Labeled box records
══════════════════════════════

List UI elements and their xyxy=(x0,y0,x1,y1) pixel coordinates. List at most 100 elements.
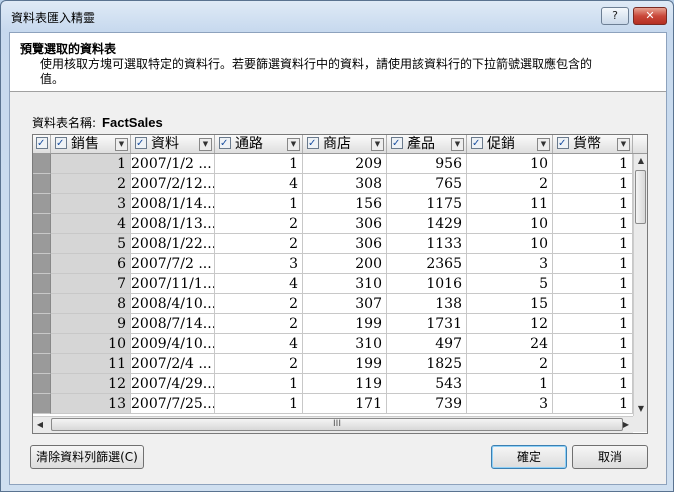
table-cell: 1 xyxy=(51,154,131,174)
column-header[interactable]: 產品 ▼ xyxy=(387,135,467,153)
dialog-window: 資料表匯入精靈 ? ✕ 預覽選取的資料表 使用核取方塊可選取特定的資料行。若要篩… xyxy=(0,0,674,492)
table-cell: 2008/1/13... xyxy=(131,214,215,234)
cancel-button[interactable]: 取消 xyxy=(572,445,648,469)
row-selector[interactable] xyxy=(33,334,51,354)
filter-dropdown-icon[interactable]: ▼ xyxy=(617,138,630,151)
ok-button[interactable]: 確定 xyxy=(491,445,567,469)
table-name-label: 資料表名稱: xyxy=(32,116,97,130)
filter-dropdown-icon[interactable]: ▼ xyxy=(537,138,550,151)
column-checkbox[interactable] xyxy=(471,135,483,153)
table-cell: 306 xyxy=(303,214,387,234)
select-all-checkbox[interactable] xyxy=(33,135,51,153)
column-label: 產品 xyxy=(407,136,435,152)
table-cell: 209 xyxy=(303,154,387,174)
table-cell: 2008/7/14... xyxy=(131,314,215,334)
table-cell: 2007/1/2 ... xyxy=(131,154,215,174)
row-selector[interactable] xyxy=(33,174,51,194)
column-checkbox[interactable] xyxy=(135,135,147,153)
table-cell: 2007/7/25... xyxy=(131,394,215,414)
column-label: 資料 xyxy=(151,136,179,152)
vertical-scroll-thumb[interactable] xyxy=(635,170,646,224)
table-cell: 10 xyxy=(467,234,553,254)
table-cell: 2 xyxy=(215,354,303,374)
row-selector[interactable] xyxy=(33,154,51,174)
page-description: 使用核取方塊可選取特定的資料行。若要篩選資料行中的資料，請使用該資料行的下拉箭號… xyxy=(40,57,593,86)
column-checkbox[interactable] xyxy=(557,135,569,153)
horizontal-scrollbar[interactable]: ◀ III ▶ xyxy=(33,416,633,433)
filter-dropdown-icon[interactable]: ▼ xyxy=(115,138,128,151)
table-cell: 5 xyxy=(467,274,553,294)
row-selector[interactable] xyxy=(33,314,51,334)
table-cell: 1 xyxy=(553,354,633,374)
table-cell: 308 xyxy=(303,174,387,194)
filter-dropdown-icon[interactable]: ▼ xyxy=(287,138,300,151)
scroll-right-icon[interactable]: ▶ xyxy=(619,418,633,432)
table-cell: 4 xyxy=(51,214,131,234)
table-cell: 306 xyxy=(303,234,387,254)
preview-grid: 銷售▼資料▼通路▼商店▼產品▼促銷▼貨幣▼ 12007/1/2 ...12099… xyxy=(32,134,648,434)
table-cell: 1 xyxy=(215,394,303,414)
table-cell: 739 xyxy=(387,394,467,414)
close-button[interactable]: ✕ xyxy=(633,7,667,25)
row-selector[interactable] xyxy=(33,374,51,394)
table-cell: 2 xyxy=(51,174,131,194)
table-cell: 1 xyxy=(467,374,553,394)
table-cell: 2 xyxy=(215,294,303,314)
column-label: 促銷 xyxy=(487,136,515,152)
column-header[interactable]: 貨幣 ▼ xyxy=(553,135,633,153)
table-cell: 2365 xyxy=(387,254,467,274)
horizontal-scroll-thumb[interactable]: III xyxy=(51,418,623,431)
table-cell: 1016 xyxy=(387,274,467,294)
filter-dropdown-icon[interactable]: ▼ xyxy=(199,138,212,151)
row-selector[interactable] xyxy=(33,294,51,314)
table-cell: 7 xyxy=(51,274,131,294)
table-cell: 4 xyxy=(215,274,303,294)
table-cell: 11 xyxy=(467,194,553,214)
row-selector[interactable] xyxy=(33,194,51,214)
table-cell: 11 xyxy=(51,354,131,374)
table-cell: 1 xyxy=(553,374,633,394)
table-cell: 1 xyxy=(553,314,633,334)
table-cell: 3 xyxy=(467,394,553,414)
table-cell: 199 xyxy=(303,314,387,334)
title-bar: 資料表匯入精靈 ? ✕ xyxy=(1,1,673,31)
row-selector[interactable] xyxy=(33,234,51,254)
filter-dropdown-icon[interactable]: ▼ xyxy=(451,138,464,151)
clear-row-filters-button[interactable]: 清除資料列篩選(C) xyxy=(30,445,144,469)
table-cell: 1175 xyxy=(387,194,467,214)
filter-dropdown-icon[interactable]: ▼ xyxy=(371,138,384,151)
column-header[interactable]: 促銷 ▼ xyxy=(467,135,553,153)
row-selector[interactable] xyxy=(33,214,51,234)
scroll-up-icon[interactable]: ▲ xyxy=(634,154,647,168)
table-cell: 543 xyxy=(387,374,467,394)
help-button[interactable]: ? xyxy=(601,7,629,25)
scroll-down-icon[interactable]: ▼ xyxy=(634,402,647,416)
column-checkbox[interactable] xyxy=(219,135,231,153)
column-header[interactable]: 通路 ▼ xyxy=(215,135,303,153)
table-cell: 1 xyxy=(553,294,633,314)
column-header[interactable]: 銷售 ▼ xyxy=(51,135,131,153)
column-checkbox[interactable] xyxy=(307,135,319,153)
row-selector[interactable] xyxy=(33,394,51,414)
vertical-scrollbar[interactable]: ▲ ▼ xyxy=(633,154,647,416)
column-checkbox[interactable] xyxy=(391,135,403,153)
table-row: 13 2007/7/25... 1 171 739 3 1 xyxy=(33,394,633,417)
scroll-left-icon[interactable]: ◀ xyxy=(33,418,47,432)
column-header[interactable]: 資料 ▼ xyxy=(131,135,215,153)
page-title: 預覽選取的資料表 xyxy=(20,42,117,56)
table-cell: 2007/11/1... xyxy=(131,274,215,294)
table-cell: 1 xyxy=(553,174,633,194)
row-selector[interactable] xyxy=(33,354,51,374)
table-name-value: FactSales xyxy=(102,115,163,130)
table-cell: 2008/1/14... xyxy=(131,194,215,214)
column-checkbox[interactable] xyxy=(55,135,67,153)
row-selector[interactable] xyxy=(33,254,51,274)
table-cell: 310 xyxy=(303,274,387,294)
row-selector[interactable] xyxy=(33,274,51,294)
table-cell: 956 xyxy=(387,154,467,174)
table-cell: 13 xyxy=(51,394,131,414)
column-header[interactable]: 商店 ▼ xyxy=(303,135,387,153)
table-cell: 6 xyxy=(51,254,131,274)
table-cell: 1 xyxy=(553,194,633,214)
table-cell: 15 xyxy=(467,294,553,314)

══════════════════════════════

Locate each line in the material that contains the string "page" and copy those lines.

page-description: 使用核取方塊可選取特定的資料行。若要篩選資料行中的資料，請使用該資料行的下拉箭號… xyxy=(40,57,593,86)
page-title: 預覽選取的資料表 xyxy=(20,42,117,56)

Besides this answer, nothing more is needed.